Leave out any pictures and transcribe all other data below exactly.

• **DATASET RECORDS**:
## begin

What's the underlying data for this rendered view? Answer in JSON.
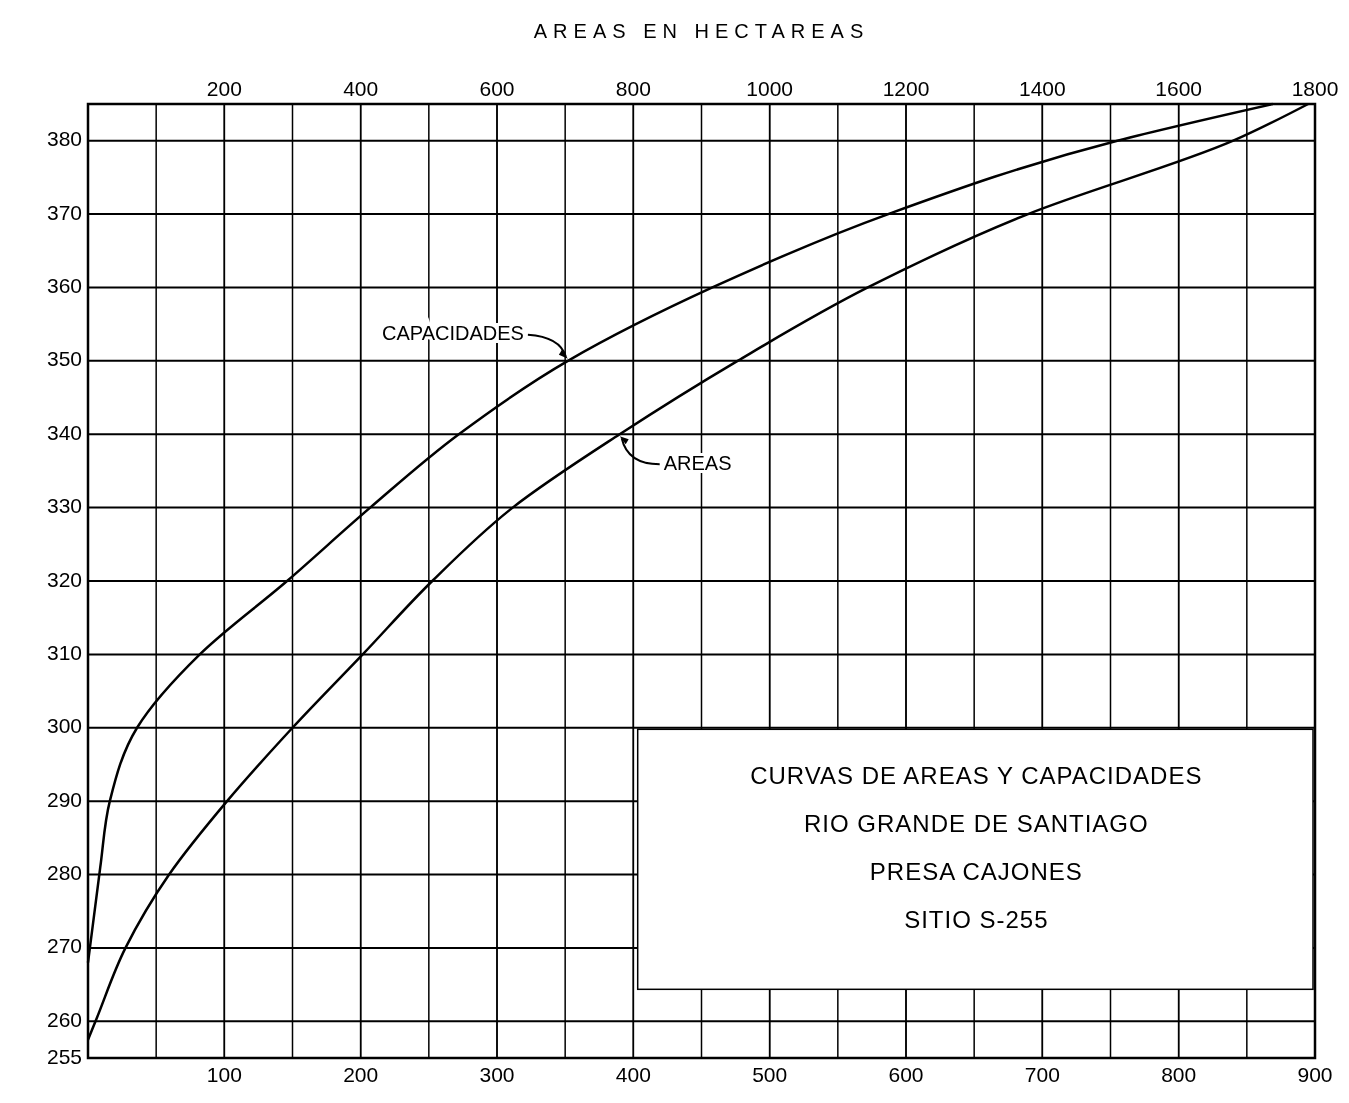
{
  "chart_data": {
    "type": "line",
    "title": "CURVAS DE AREAS Y CAPACIDADES",
    "subtitle": "RIO GRANDE DE SANTIAGO",
    "x2label": "AREAS EN HECTAREAS",
    "annotations": [
      "PRESA CAJONES",
      "SITIO S-255"
    ],
    "xlim": [
      0,
      900
    ],
    "xticks": [
      {
        "value": 50,
        "label": null
      },
      100,
      {
        "value": 150,
        "label": null
      },
      200,
      {
        "value": 250,
        "label": null
      },
      300,
      {
        "value": 350,
        "label": null
      },
      400,
      {
        "value": 450,
        "label": null
      },
      500,
      {
        "value": 550,
        "label": null
      },
      600,
      {
        "value": 650,
        "label": null
      },
      700,
      {
        "value": 750,
        "label": null
      },
      800,
      {
        "value": 850,
        "label": null
      },
      900
    ],
    "x2lim": [
      0,
      1800
    ],
    "x2ticks": [
      200,
      400,
      600,
      800,
      1000,
      1200,
      1400,
      1600,
      1800
    ],
    "ylim": [
      255,
      385
    ],
    "yticks": [
      255,
      260,
      270,
      280,
      290,
      300,
      310,
      320,
      330,
      340,
      350,
      360,
      370,
      380
    ],
    "grid": true,
    "marker": "none",
    "line_style": "solid",
    "series": [
      {
        "name": "CAPACIDADES",
        "color": "#000000",
        "x": [
          0,
          9,
          16,
          36,
          82,
          146,
          207,
          272,
          352,
          458,
          587,
          755,
          869
        ],
        "values": [
          268,
          281,
          290,
          300,
          310,
          320,
          330,
          340,
          350,
          360,
          370,
          380,
          385
        ]
      },
      {
        "name": "AREAS",
        "axis": "x2",
        "color": "#000000",
        "x": [
          0,
          11,
          55,
          119,
          204,
          300,
          403,
          505,
          623,
          780,
          953,
          1144,
          1379,
          1680,
          1790
        ],
        "values": [
          257.5,
          260,
          270,
          280,
          290,
          300,
          310,
          320,
          330,
          340,
          350,
          360,
          370,
          380,
          385
        ]
      }
    ]
  }
}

## end

• **WRITTEN ANSWER**:
What's the underlying data for this rendered view? Answer in JSON.
{
  "chart_data": {
    "type": "line",
    "title": "CURVAS DE AREAS Y CAPACIDADES",
    "subtitle": "RIO GRANDE DE SANTIAGO",
    "x2label": "AREAS EN HECTAREAS",
    "annotations": [
      "PRESA CAJONES",
      "SITIO S-255"
    ],
    "xlim": [
      0,
      900
    ],
    "xticks": [
      {
        "value": 50,
        "label": null
      },
      100,
      {
        "value": 150,
        "label": null
      },
      200,
      {
        "value": 250,
        "label": null
      },
      300,
      {
        "value": 350,
        "label": null
      },
      400,
      {
        "value": 450,
        "label": null
      },
      500,
      {
        "value": 550,
        "label": null
      },
      600,
      {
        "value": 650,
        "label": null
      },
      700,
      {
        "value": 750,
        "label": null
      },
      800,
      {
        "value": 850,
        "label": null
      },
      900
    ],
    "x2lim": [
      0,
      1800
    ],
    "x2ticks": [
      200,
      400,
      600,
      800,
      1000,
      1200,
      1400,
      1600,
      1800
    ],
    "ylim": [
      255,
      385
    ],
    "yticks": [
      255,
      260,
      270,
      280,
      290,
      300,
      310,
      320,
      330,
      340,
      350,
      360,
      370,
      380
    ],
    "grid": true,
    "marker": "none",
    "line_style": "solid",
    "series": [
      {
        "name": "CAPACIDADES",
        "color": "#000000",
        "x": [
          0,
          9,
          16,
          36,
          82,
          146,
          207,
          272,
          352,
          458,
          587,
          755,
          869
        ],
        "values": [
          268,
          281,
          290,
          300,
          310,
          320,
          330,
          340,
          350,
          360,
          370,
          380,
          385
        ]
      },
      {
        "name": "AREAS",
        "axis": "x2",
        "color": "#000000",
        "x": [
          0,
          11,
          55,
          119,
          204,
          300,
          403,
          505,
          623,
          780,
          953,
          1144,
          1379,
          1680,
          1790
        ],
        "values": [
          257.5,
          260,
          270,
          280,
          290,
          300,
          310,
          320,
          330,
          340,
          350,
          360,
          370,
          380,
          385
        ]
      }
    ]
  }
}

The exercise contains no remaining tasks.